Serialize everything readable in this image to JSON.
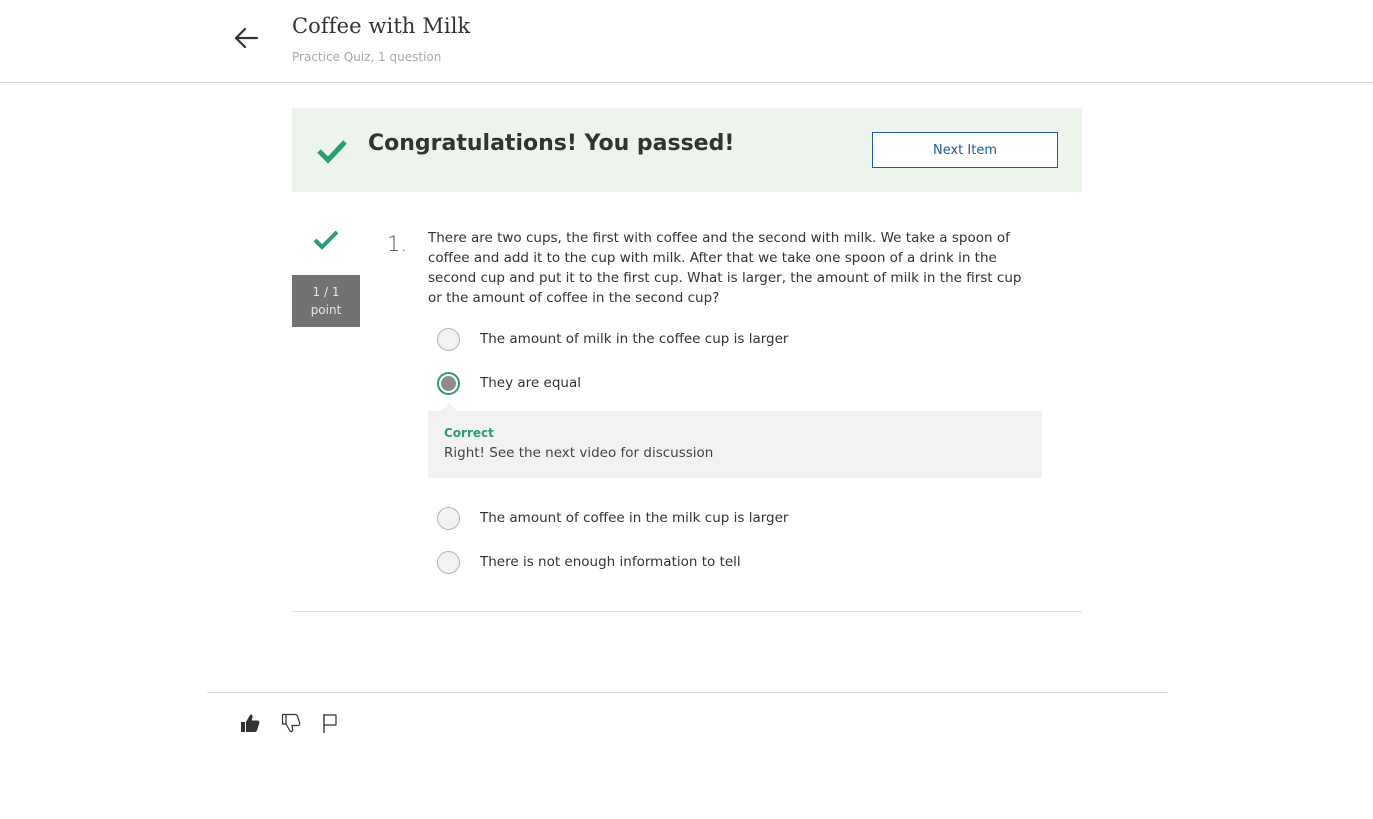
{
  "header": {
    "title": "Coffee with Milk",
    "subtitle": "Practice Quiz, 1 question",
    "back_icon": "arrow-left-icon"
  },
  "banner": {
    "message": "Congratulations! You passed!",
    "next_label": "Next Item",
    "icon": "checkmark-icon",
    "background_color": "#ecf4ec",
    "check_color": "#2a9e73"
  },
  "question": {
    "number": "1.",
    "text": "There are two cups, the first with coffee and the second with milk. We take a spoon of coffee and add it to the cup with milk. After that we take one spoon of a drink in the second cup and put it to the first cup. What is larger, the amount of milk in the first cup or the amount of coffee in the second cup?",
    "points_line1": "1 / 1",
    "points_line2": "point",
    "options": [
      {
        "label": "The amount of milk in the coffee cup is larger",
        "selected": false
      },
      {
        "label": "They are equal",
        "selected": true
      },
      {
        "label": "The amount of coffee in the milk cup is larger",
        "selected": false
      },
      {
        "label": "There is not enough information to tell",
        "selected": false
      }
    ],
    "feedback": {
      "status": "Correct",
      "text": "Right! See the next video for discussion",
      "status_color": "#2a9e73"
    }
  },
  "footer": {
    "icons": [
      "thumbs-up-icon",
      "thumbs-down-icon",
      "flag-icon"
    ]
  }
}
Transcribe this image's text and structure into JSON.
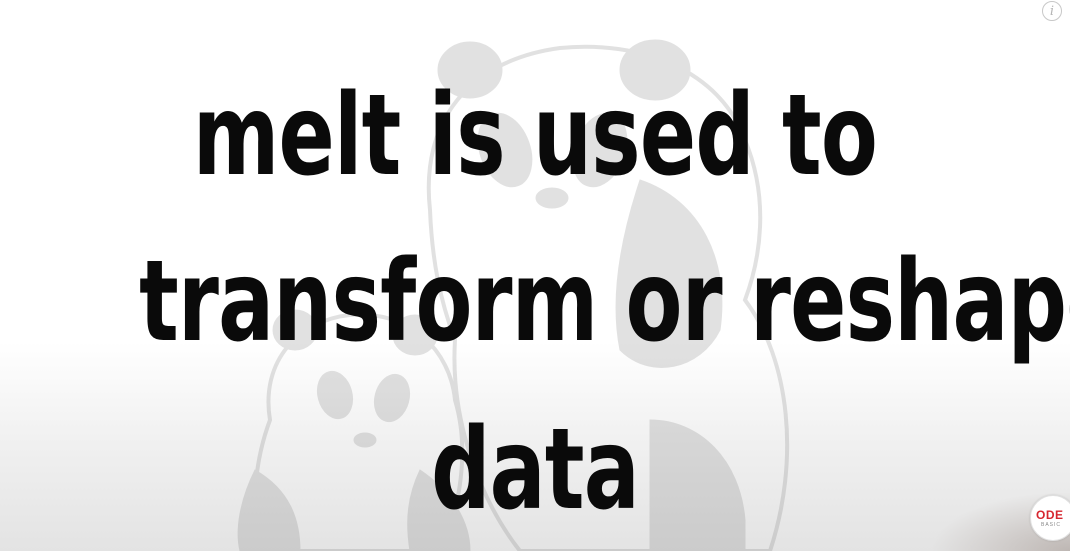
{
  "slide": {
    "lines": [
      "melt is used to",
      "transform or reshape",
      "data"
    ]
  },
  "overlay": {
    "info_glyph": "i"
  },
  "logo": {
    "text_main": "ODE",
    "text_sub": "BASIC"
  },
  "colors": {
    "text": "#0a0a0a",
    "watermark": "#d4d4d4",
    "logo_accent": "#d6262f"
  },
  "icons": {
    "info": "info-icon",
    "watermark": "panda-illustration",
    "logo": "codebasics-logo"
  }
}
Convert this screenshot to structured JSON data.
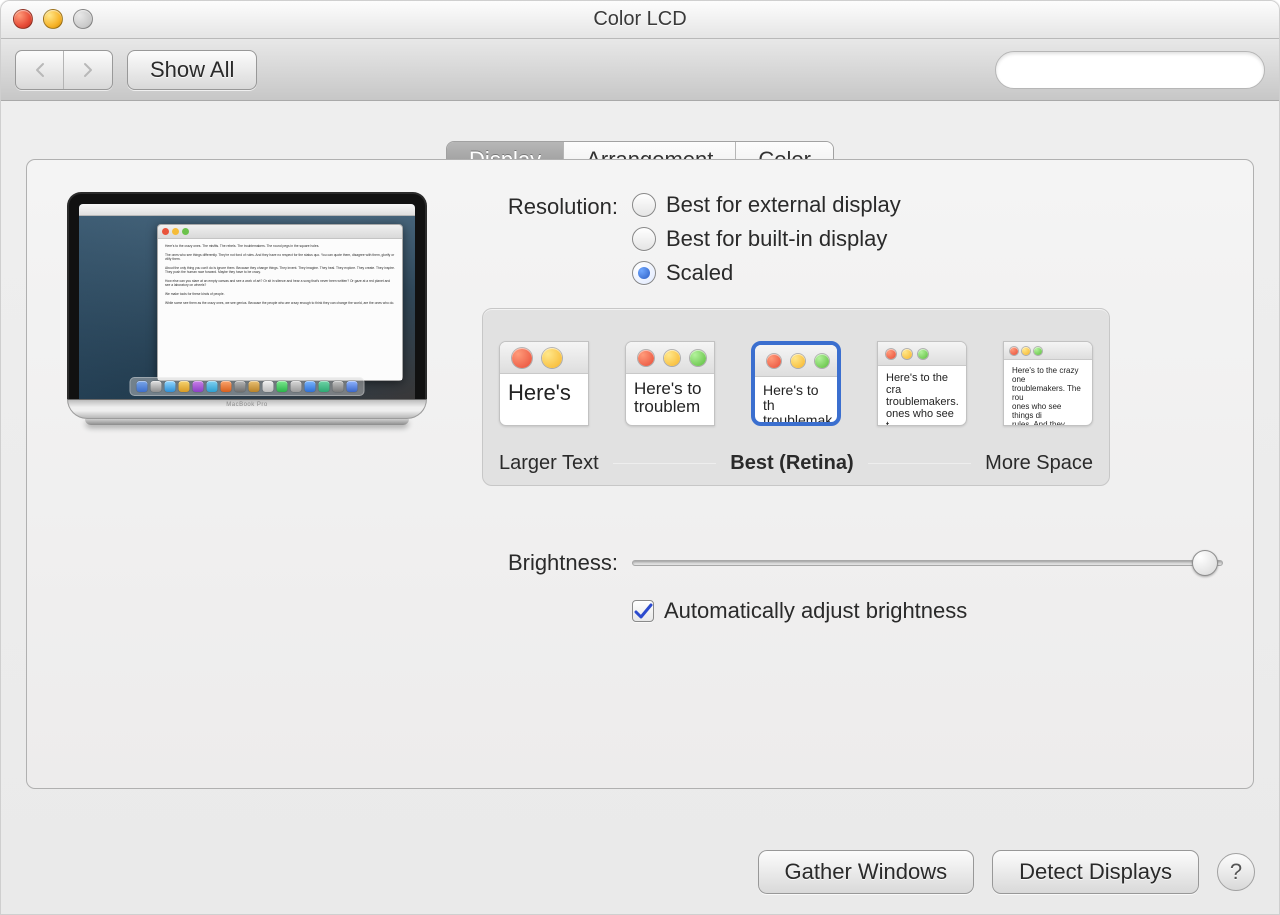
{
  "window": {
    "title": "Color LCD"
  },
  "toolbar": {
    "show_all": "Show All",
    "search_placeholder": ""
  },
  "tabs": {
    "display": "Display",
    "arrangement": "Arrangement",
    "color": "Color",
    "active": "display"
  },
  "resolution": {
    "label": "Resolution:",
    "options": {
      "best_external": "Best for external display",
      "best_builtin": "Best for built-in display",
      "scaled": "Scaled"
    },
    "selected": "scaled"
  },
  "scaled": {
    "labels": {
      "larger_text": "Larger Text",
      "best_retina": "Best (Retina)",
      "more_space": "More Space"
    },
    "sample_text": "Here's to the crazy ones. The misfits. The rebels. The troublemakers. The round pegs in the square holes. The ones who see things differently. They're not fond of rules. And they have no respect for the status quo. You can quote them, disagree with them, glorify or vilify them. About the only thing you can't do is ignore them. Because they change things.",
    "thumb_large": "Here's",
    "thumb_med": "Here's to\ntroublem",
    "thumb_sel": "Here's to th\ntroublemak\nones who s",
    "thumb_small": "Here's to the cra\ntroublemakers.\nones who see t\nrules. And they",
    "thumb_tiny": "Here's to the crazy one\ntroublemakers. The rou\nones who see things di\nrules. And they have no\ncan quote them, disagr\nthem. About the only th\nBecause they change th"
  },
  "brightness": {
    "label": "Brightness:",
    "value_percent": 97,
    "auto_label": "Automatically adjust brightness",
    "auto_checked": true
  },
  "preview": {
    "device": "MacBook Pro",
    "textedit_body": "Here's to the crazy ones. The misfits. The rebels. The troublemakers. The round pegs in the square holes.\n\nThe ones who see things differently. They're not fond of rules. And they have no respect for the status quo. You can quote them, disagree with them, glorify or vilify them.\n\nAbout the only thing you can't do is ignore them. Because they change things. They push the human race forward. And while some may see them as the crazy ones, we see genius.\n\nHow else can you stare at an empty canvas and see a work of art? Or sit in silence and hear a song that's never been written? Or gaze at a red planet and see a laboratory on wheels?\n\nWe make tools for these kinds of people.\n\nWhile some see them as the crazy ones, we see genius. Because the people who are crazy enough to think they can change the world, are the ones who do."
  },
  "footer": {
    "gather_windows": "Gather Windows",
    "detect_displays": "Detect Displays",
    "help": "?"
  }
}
————
> [Problem statement]:
Leave out the pictures and output the rest of the material exactly as written.

> [Finished task]:
Serialize everything readable in this image to JSON.
{
  "header": {
    "title": "Coffee with Milk",
    "subtitle": "Practice Quiz, 1 question",
    "back_icon": "arrow-left-icon"
  },
  "banner": {
    "message": "Congratulations! You passed!",
    "next_label": "Next Item",
    "icon": "checkmark-icon",
    "background_color": "#ecf4ec",
    "check_color": "#2a9e73"
  },
  "question": {
    "number": "1.",
    "text": "There are two cups, the first with coffee and the second with milk. We take a spoon of coffee and add it to the cup with milk. After that we take one spoon of a drink in the second cup and put it to the first cup. What is larger, the amount of milk in the first cup or the amount of coffee in the second cup?",
    "points_line1": "1 / 1",
    "points_line2": "point",
    "options": [
      {
        "label": "The amount of milk in the coffee cup is larger",
        "selected": false
      },
      {
        "label": "They are equal",
        "selected": true
      },
      {
        "label": "The amount of coffee in the milk cup is larger",
        "selected": false
      },
      {
        "label": "There is not enough information to tell",
        "selected": false
      }
    ],
    "feedback": {
      "status": "Correct",
      "text": "Right! See the next video for discussion",
      "status_color": "#2a9e73"
    }
  },
  "footer": {
    "icons": [
      "thumbs-up-icon",
      "thumbs-down-icon",
      "flag-icon"
    ]
  }
}
Transcribe this image's text and structure into JSON.
{
  "slide": {
    "lines": [
      "melt is used to",
      "transform or reshape",
      "data"
    ]
  },
  "overlay": {
    "info_glyph": "i"
  },
  "logo": {
    "text_main": "ODE",
    "text_sub": "BASIC"
  },
  "colors": {
    "text": "#0a0a0a",
    "watermark": "#d4d4d4",
    "logo_accent": "#d6262f"
  },
  "icons": {
    "info": "info-icon",
    "watermark": "panda-illustration",
    "logo": "codebasics-logo"
  }
}
Convert this screenshot to structured JSON data.
{
  "window": {
    "title": "Color LCD"
  },
  "toolbar": {
    "show_all": "Show All",
    "search_placeholder": ""
  },
  "tabs": {
    "display": "Display",
    "arrangement": "Arrangement",
    "color": "Color",
    "active": "display"
  },
  "resolution": {
    "label": "Resolution:",
    "options": {
      "best_external": "Best for external display",
      "best_builtin": "Best for built-in display",
      "scaled": "Scaled"
    },
    "selected": "scaled"
  },
  "scaled": {
    "labels": {
      "larger_text": "Larger Text",
      "best_retina": "Best (Retina)",
      "more_space": "More Space"
    },
    "sample_text": "Here's to the crazy ones. The misfits. The rebels. The troublemakers. The round pegs in the square holes. The ones who see things differently. They're not fond of rules. And they have no respect for the status quo. You can quote them, disagree with them, glorify or vilify them. About the only thing you can't do is ignore them. Because they change things.",
    "thumb_large": "Here's",
    "thumb_med": "Here's to\ntroublem",
    "thumb_sel": "Here's to th\ntroublemak\nones who s",
    "thumb_small": "Here's to the cra\ntroublemakers.\nones who see t\nrules. And they",
    "thumb_tiny": "Here's to the crazy one\ntroublemakers. The rou\nones who see things di\nrules. And they have no\ncan quote them, disagr\nthem. About the only th\nBecause they change th"
  },
  "brightness": {
    "label": "Brightness:",
    "value_percent": 97,
    "auto_label": "Automatically adjust brightness",
    "auto_checked": true
  },
  "preview": {
    "device": "MacBook Pro",
    "textedit_body": "Here's to the crazy ones. The misfits. The rebels. The troublemakers. The round pegs in the square holes.\n\nThe ones who see things differently. They're not fond of rules. And they have no respect for the status quo. You can quote them, disagree with them, glorify or vilify them.\n\nAbout the only thing you can't do is ignore them. Because they change things. They push the human race forward. And while some may see them as the crazy ones, we see genius.\n\nHow else can you stare at an empty canvas and see a work of art? Or sit in silence and hear a song that's never been written? Or gaze at a red planet and see a laboratory on wheels?\n\nWe make tools for these kinds of people.\n\nWhile some see them as the crazy ones, we see genius. Because the people who are crazy enough to think they can change the world, are the ones who do."
  },
  "footer": {
    "gather_windows": "Gather Windows",
    "detect_displays": "Detect Displays",
    "help": "?"
  }
}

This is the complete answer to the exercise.